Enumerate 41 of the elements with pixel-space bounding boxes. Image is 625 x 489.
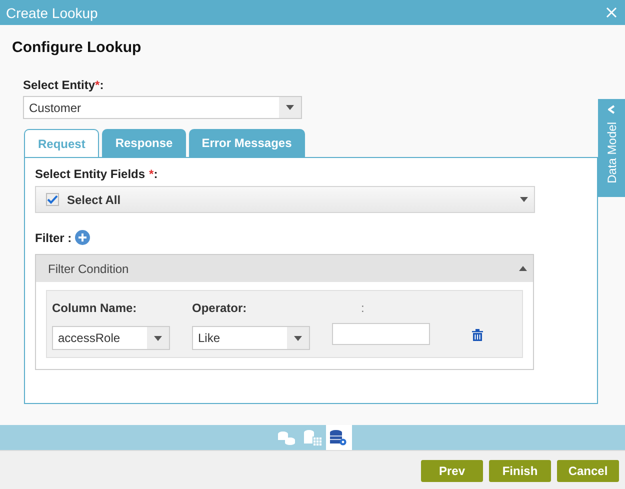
caret-icon xyxy=(294,336,302,340)
add-icon[interactable] xyxy=(74,230,90,245)
label-colon: : xyxy=(100,78,104,92)
required-mark: * xyxy=(149,167,154,181)
input-field[interactable] xyxy=(332,323,430,345)
filter-label: Filter : xyxy=(35,230,72,244)
entity-dropdown[interactable]: Customer xyxy=(23,96,302,119)
step-tab[interactable] xyxy=(326,425,352,450)
field-label: Column Name: xyxy=(52,301,138,315)
heading: Configure Lookup xyxy=(12,39,142,56)
label-colon: : xyxy=(154,167,158,181)
database-gear-icon xyxy=(330,430,347,446)
check-icon xyxy=(47,195,58,204)
tab[interactable]: Response xyxy=(102,129,186,157)
footer-button[interactable]: Finish xyxy=(489,460,551,482)
fields-dropdown[interactable]: Select All xyxy=(35,186,535,213)
side-panel-tab[interactable]: Data Model xyxy=(598,99,625,197)
caret-icon xyxy=(519,266,527,271)
caret-icon xyxy=(520,197,528,202)
chevron-icon xyxy=(608,105,615,114)
dropdown[interactable]: accessRole xyxy=(52,326,170,350)
required-mark: * xyxy=(95,78,100,92)
footer-button[interactable]: Cancel xyxy=(557,460,619,482)
tab[interactable]: Request xyxy=(24,129,100,158)
caret-icon xyxy=(286,105,294,110)
tab[interactable]: Error Messages xyxy=(188,129,305,157)
side-panel-label: Data Model xyxy=(604,122,618,184)
database-icon xyxy=(278,430,295,444)
window-title: Create Lookup xyxy=(6,4,98,20)
trash-icon[interactable] xyxy=(472,329,483,341)
close-icon[interactable] xyxy=(606,7,617,18)
footer-button[interactable]: Prev xyxy=(421,460,483,482)
filter-condition-header[interactable]: Filter Condition xyxy=(36,255,533,282)
caret-icon xyxy=(154,336,162,340)
field-label: Select Entity Fields xyxy=(35,167,146,181)
field-label: Select Entity xyxy=(23,78,96,92)
field-label: : xyxy=(360,301,366,315)
database-table-icon xyxy=(304,430,322,446)
field-label: Operator: xyxy=(192,301,248,315)
dropdown[interactable]: Like xyxy=(192,326,310,350)
checkbox[interactable] xyxy=(46,193,59,206)
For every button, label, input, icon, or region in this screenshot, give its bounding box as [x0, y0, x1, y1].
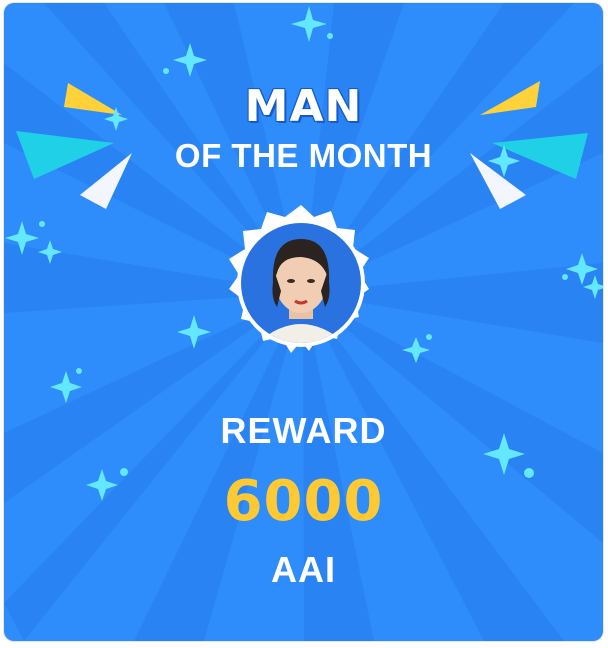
- title-of-the-month: OF THE MONTH: [174, 137, 433, 174]
- sparkle-dot: [76, 368, 82, 374]
- reward-unit: AAI: [271, 549, 336, 590]
- sparkle-dot: [426, 334, 432, 340]
- sparkle-icon: [50, 371, 82, 403]
- sparkle-dot: [39, 221, 45, 227]
- reward-label: REWARD: [220, 410, 387, 451]
- award-card: MAN OF THE MONTH REWARD 6000 AAI: [4, 3, 603, 641]
- sparkle-dot: [327, 33, 333, 39]
- avatar-badge: [229, 205, 369, 353]
- sparkle-icon: [291, 6, 327, 42]
- reward-amount: 6000: [223, 469, 384, 534]
- sparkle-dot: [163, 68, 169, 74]
- title-man: MAN: [244, 81, 363, 132]
- sparkle-dot: [562, 274, 568, 280]
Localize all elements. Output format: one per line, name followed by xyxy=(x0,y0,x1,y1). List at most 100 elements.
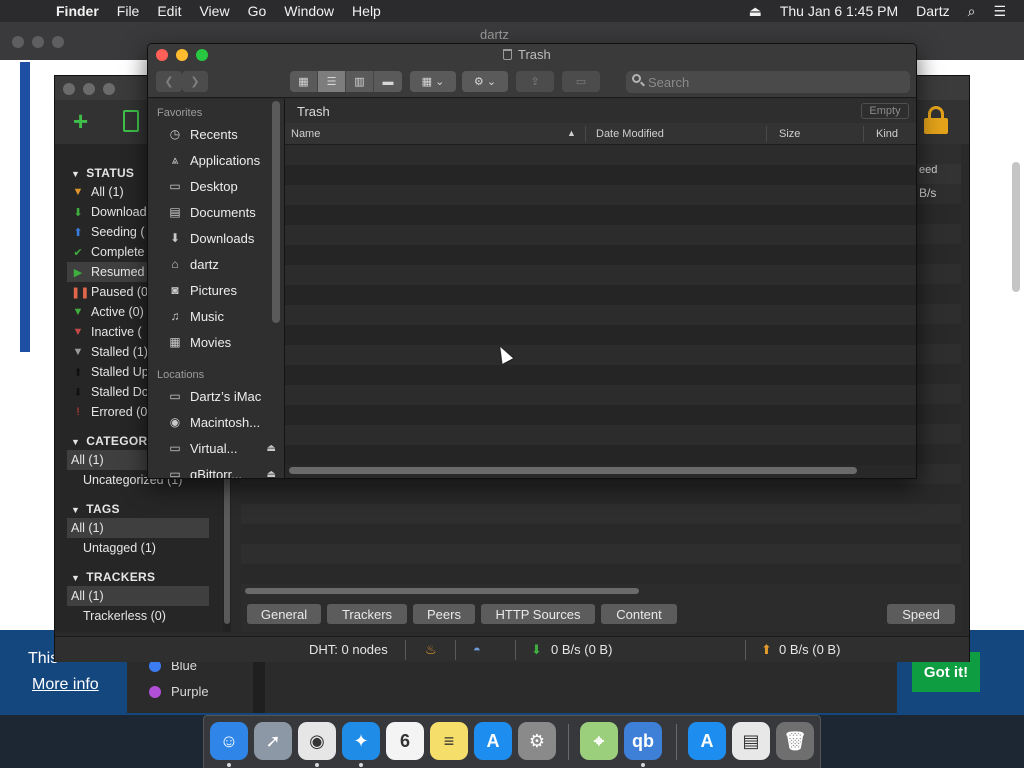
list-view-icon[interactable]: ☰ xyxy=(318,71,346,92)
zoom-icon[interactable] xyxy=(103,83,115,95)
share-button[interactable]: ⇪ xyxy=(516,71,554,92)
list-row[interactable] xyxy=(285,245,916,265)
more-info-link[interactable]: More info xyxy=(32,676,99,694)
list-row[interactable] xyxy=(285,365,916,385)
system-preferences-dock-icon[interactable]: ⚙ xyxy=(518,722,556,760)
close-icon[interactable] xyxy=(156,49,168,61)
empty-trash-button[interactable]: Empty xyxy=(861,103,909,119)
list-row[interactable] xyxy=(285,205,916,225)
list-row[interactable] xyxy=(285,265,916,285)
menu-app-finder[interactable]: Finder xyxy=(56,3,99,19)
zoom-icon[interactable] xyxy=(52,36,64,48)
column-view-icon[interactable]: ▥ xyxy=(346,71,374,92)
list-row[interactable] xyxy=(285,285,916,305)
calendar-dock-icon[interactable]: 6 xyxy=(386,722,424,760)
launchpad-dock-icon[interactable]: ➚ xyxy=(254,722,292,760)
notification-center-icon[interactable]: ☰ xyxy=(993,3,1006,20)
trackers-item-trackerless[interactable]: Trackerless (0) xyxy=(83,606,223,626)
tab-content[interactable]: Content xyxy=(601,604,677,624)
gallery-view-icon[interactable]: ▬ xyxy=(374,71,402,92)
tab-peers[interactable]: Peers xyxy=(413,604,475,624)
search-field[interactable] xyxy=(626,71,910,93)
list-row[interactable] xyxy=(285,425,916,445)
sidebar-item-pictures[interactable]: ◙ Pictures xyxy=(166,279,284,301)
column-header-name[interactable]: Name xyxy=(291,128,320,140)
sidebar-item-dartz[interactable]: ⌂ dartz xyxy=(166,253,284,275)
eject-icon[interactable]: ⏏ xyxy=(267,443,276,454)
table-row[interactable] xyxy=(241,544,961,564)
column-header-size[interactable]: Size xyxy=(779,128,800,140)
sidebar-scroll-thumb[interactable] xyxy=(224,474,230,624)
file-list[interactable] xyxy=(285,145,916,465)
hscroll-thumb[interactable] xyxy=(245,588,639,594)
close-icon[interactable] xyxy=(12,36,24,48)
add-torrent-file-icon[interactable] xyxy=(123,110,139,132)
lock-icon[interactable] xyxy=(923,106,949,136)
tab-general[interactable]: General xyxy=(247,604,321,624)
list-row[interactable] xyxy=(285,225,916,245)
menu-edit[interactable]: Edit xyxy=(157,3,181,19)
minimize-icon[interactable] xyxy=(32,36,44,48)
tags-button[interactable]: ▭ xyxy=(562,71,600,92)
category-section-header[interactable]: ▼ CATEGOR xyxy=(71,434,147,448)
sidebar-item-recents[interactable]: ◷ Recents xyxy=(166,123,284,145)
torrent-list-hscrollbar[interactable] xyxy=(243,586,961,596)
app-store-downloads-dock-icon[interactable]: A xyxy=(688,722,726,760)
tab-speed[interactable]: Speed xyxy=(887,604,955,624)
forward-button[interactable]: ❯ xyxy=(182,71,208,92)
trackers-item-all[interactable]: All (1) xyxy=(67,586,209,606)
tags-item-all[interactable]: All (1) xyxy=(67,518,209,538)
sidebar-item-downloads[interactable]: ⬇ Downloads xyxy=(166,227,284,249)
menu-file[interactable]: File xyxy=(117,3,140,19)
sidebar-item-music[interactable]: ♫ Music xyxy=(166,305,284,327)
speed-column-header[interactable]: eed xyxy=(917,164,961,184)
location-item-3[interactable]: ▭ qBittorr... ⏏ xyxy=(166,463,284,479)
document-dock-icon[interactable]: ▤ xyxy=(732,722,770,760)
eject-menu-icon[interactable]: ⏏ xyxy=(749,3,762,20)
status-section-header[interactable]: ▼ STATUS xyxy=(71,166,134,180)
trackers-section-header[interactable]: ▼ TRACKERS xyxy=(71,570,155,584)
menu-help[interactable]: Help xyxy=(352,3,381,19)
page-scrollbar[interactable] xyxy=(1012,162,1020,292)
finder-hscrollbar[interactable] xyxy=(289,467,857,475)
table-row[interactable] xyxy=(241,504,961,524)
eject-icon[interactable]: ⏏ xyxy=(267,469,276,479)
sidebar-item-documents[interactable]: ▤ Documents xyxy=(166,201,284,223)
minimize-icon[interactable] xyxy=(176,49,188,61)
close-icon[interactable] xyxy=(63,83,75,95)
table-row[interactable] xyxy=(241,524,961,544)
list-row[interactable] xyxy=(285,445,916,465)
menu-go[interactable]: Go xyxy=(248,3,267,19)
tags-item-untagged[interactable]: Untagged (1) xyxy=(83,538,223,558)
column-header-date-modified[interactable]: Date Modified xyxy=(596,128,664,140)
sidebar-item-desktop[interactable]: ▭ Desktop xyxy=(166,175,284,197)
finder-dock-icon[interactable]: ☺ xyxy=(210,722,248,760)
sidebar-item-applications[interactable]: ⩓ Applications xyxy=(166,149,284,171)
list-row[interactable] xyxy=(285,165,916,185)
maps-dock-icon[interactable]: ⌖ xyxy=(580,722,618,760)
location-item-1[interactable]: ◉ Macintosh... xyxy=(166,411,284,433)
list-row[interactable] xyxy=(285,385,916,405)
action-button[interactable]: ⚙ ⌄ xyxy=(462,71,508,92)
location-item-0[interactable]: ▭ Dartz’s iMac xyxy=(166,385,284,407)
menu-window[interactable]: Window xyxy=(284,3,334,19)
list-row[interactable] xyxy=(285,345,916,365)
finder-hscroll-thumb[interactable] xyxy=(289,467,857,474)
tab-http-sources[interactable]: HTTP Sources xyxy=(481,604,595,624)
menu-view[interactable]: View xyxy=(199,3,229,19)
trash-dock-icon[interactable]: 🗑 xyxy=(776,722,814,760)
zoom-icon[interactable] xyxy=(196,49,208,61)
group-by-button[interactable]: ▦ ⌄ xyxy=(410,71,456,92)
list-row[interactable] xyxy=(285,305,916,325)
list-row[interactable] xyxy=(285,185,916,205)
qbittorrent-dock-icon[interactable]: qb xyxy=(624,722,662,760)
minimize-icon[interactable] xyxy=(83,83,95,95)
spotlight-search-icon[interactable]: ⌕ xyxy=(968,3,976,20)
notes-dock-icon[interactable]: ≡ xyxy=(430,722,468,760)
location-item-2[interactable]: ▭ Virtual... ⏏ xyxy=(166,437,284,459)
list-row[interactable] xyxy=(285,325,916,345)
app-store-dock-icon[interactable]: A xyxy=(474,722,512,760)
chrome-dock-icon[interactable]: ◉ xyxy=(298,722,336,760)
table-row[interactable] xyxy=(241,484,961,504)
safari-dock-icon[interactable]: ✦ xyxy=(342,722,380,760)
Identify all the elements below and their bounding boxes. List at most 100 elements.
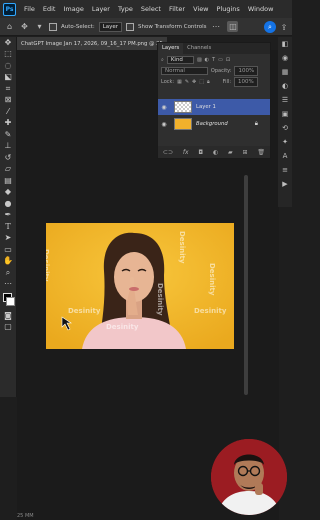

■ ■ ■ ■ ■ ■ ■

* DIRECTION
Render as a JSON list of strings, one per line and with blank lines omitted, the lines of the records starting with the line that contains "- title-of-the-month: OF" and going on through the line that contains "- title-man: MAN: [244, 81, 363, 132]".

* COMPLETE ANSWER
[
  "- title-of-the-month: OF THE MONTH: [174, 137, 433, 174]",
  "- sparkle-dot: [76, 368, 82, 374]",
  "- reward-unit: AAI: [271, 549, 336, 590]",
  "- sparkle-dot: [426, 334, 432, 340]",
  "- sparkle-icon: [50, 371, 82, 403]",
  "- sparkle-dot: [39, 221, 45, 227]",
  "- reward-label: REWARD: [220, 410, 387, 451]",
  "- award-card: MAN OF THE MONTH REWARD 6000 AAI: [4, 3, 603, 641]",
  "- sparkle-dot: [327, 33, 333, 39]",
  "- avatar-badge: [229, 205, 369, 353]",
  "- sparkle-icon: [291, 6, 327, 42]",
  "- reward-amount: 6000: [223, 469, 384, 534]",
  "- sparkle-dot: [163, 68, 169, 74]",
  "- title-man: MAN: [244, 81, 363, 132]"
]